== Required task ==
Identify every line in the records below that contains the word "subtitle", and reproduce each one.

## Start

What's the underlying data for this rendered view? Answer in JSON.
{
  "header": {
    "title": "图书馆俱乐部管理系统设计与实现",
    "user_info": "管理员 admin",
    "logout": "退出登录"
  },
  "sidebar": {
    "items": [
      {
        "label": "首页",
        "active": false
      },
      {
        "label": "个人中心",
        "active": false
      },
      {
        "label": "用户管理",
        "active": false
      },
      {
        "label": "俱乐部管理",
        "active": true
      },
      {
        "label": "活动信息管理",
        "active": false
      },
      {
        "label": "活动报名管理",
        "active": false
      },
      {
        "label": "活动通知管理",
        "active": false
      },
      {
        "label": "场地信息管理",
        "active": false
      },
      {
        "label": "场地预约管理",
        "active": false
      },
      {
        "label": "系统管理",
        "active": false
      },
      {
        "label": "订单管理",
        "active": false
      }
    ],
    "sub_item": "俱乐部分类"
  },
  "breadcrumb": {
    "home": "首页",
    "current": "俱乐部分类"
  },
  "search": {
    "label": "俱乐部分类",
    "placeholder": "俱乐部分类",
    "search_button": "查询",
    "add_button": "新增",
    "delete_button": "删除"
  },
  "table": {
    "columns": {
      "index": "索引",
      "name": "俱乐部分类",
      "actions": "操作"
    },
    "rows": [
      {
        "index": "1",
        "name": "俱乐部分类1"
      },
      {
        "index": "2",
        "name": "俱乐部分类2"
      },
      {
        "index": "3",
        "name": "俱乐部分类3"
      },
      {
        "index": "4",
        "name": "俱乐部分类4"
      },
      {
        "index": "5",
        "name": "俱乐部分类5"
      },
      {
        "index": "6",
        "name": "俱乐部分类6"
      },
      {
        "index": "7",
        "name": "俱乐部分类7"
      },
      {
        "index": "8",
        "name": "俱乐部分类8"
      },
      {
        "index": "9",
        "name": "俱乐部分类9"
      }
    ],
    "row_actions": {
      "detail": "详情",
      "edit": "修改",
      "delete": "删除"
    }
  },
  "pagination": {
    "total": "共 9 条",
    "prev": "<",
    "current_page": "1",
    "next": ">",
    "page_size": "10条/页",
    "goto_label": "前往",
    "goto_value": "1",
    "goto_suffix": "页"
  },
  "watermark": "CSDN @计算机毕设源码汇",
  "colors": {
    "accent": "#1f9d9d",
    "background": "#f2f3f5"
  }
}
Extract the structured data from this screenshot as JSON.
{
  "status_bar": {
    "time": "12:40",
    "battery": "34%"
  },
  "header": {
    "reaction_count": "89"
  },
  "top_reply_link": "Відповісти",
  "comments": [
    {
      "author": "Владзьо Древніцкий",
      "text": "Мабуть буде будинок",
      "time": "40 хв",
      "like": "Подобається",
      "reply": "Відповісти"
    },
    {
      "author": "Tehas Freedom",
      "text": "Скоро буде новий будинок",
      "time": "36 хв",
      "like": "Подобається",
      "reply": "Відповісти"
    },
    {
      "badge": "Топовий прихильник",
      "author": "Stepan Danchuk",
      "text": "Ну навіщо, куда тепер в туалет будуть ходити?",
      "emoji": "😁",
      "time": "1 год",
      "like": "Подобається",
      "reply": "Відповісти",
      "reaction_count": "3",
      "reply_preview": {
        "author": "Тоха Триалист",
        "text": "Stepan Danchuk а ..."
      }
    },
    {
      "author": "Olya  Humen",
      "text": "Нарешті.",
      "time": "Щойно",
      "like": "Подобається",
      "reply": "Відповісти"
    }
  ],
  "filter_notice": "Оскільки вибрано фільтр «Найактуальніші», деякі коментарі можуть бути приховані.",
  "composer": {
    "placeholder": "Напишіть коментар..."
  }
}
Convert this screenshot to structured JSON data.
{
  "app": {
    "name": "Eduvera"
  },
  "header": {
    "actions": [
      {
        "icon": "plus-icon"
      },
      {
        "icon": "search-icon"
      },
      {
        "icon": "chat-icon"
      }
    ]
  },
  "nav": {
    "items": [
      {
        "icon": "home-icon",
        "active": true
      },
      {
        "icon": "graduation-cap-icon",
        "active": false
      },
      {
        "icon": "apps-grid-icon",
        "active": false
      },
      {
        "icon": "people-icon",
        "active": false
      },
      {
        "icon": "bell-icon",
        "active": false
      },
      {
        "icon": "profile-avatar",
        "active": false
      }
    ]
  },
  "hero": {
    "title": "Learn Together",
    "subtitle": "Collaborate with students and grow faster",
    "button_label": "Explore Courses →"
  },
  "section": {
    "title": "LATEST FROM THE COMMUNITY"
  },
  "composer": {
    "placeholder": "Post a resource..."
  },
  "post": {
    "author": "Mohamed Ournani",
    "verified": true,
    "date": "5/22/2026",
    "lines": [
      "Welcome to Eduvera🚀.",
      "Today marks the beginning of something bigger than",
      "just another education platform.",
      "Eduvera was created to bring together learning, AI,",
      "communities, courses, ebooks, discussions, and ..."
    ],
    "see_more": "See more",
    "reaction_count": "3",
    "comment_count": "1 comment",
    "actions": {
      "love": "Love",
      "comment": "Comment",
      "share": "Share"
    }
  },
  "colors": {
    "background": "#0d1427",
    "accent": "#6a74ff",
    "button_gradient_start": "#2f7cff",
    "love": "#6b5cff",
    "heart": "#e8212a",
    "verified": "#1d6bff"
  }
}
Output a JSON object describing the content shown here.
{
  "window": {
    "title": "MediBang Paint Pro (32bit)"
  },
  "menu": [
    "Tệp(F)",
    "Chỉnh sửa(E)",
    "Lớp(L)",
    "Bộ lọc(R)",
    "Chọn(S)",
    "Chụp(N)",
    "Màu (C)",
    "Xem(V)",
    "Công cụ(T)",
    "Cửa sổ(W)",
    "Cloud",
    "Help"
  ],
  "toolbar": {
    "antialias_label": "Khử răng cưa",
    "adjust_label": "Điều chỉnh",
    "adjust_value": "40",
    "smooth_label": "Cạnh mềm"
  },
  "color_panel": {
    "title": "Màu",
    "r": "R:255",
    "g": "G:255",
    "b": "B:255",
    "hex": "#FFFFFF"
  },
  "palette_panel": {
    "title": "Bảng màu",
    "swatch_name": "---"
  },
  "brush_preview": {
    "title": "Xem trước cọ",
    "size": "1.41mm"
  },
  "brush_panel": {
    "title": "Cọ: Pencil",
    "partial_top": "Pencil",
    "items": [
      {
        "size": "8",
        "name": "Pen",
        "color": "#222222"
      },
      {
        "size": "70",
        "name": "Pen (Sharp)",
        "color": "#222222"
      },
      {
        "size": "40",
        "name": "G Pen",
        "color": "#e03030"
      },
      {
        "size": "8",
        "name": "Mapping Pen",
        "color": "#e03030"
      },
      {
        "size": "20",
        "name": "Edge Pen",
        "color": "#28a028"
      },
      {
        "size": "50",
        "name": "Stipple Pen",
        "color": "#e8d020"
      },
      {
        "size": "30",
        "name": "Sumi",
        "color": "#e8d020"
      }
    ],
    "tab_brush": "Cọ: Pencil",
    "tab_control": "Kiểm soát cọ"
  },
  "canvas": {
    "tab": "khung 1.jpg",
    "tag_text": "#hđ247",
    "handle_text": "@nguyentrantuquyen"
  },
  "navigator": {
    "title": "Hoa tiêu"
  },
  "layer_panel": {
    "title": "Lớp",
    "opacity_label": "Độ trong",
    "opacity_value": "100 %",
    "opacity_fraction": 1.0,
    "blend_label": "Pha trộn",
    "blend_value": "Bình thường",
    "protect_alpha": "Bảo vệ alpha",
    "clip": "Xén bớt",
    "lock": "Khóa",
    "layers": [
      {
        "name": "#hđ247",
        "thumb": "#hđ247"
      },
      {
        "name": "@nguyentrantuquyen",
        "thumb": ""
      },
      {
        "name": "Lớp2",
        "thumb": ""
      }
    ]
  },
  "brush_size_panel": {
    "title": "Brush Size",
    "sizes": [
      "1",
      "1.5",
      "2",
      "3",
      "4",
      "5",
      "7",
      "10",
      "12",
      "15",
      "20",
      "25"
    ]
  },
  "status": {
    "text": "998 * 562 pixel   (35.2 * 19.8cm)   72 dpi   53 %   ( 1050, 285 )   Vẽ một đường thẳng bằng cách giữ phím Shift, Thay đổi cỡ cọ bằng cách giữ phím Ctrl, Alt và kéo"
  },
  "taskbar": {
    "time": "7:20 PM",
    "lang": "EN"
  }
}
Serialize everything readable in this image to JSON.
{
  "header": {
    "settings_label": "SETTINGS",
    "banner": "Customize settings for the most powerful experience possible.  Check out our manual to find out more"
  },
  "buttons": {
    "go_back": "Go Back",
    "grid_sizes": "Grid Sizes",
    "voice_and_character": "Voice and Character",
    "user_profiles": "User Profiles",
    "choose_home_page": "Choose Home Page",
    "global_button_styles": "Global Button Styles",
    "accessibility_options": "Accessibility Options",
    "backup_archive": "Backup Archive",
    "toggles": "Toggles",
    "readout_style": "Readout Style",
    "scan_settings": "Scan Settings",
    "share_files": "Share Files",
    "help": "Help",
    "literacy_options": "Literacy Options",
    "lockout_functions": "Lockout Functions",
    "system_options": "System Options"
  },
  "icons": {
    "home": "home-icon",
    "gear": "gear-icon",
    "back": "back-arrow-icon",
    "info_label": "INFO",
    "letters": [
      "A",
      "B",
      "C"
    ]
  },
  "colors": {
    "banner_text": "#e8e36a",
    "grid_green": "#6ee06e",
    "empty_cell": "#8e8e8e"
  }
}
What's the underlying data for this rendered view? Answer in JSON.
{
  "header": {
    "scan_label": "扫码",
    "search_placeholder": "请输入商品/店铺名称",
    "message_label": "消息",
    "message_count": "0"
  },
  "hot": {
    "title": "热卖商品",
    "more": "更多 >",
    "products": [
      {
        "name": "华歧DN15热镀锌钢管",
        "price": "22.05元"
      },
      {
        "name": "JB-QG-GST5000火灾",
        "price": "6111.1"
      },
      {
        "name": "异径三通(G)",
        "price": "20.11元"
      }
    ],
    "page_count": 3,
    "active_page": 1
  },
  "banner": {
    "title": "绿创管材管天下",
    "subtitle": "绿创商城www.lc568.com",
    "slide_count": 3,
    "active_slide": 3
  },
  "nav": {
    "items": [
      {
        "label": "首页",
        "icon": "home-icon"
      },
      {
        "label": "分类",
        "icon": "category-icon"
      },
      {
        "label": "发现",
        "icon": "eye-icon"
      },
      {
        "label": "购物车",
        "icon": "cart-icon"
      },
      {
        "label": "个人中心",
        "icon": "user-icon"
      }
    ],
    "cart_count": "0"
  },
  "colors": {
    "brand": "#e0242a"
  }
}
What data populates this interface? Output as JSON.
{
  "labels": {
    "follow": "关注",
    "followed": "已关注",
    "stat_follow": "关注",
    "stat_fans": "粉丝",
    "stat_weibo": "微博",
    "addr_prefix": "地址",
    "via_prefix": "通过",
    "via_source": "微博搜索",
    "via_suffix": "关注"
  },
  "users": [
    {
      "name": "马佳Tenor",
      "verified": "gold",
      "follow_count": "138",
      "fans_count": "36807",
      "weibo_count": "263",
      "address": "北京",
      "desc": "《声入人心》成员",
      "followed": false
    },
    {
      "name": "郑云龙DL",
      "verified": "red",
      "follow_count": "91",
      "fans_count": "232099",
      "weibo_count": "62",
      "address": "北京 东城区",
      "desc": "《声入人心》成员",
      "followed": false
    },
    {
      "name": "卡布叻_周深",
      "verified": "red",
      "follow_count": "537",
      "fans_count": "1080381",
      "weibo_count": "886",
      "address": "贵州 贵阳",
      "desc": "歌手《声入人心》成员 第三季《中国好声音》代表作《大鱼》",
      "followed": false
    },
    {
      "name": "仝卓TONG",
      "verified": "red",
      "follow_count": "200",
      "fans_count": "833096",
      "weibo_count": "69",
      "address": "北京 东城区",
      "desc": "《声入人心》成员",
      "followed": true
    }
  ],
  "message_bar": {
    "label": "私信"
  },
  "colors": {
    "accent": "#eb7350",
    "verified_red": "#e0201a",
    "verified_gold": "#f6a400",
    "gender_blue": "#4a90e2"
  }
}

## End

== Solution to this exercise ==
    "subtitle": "Collaborate with students and grow faster",
    "subtitle": "绿创商城www.lc568.com",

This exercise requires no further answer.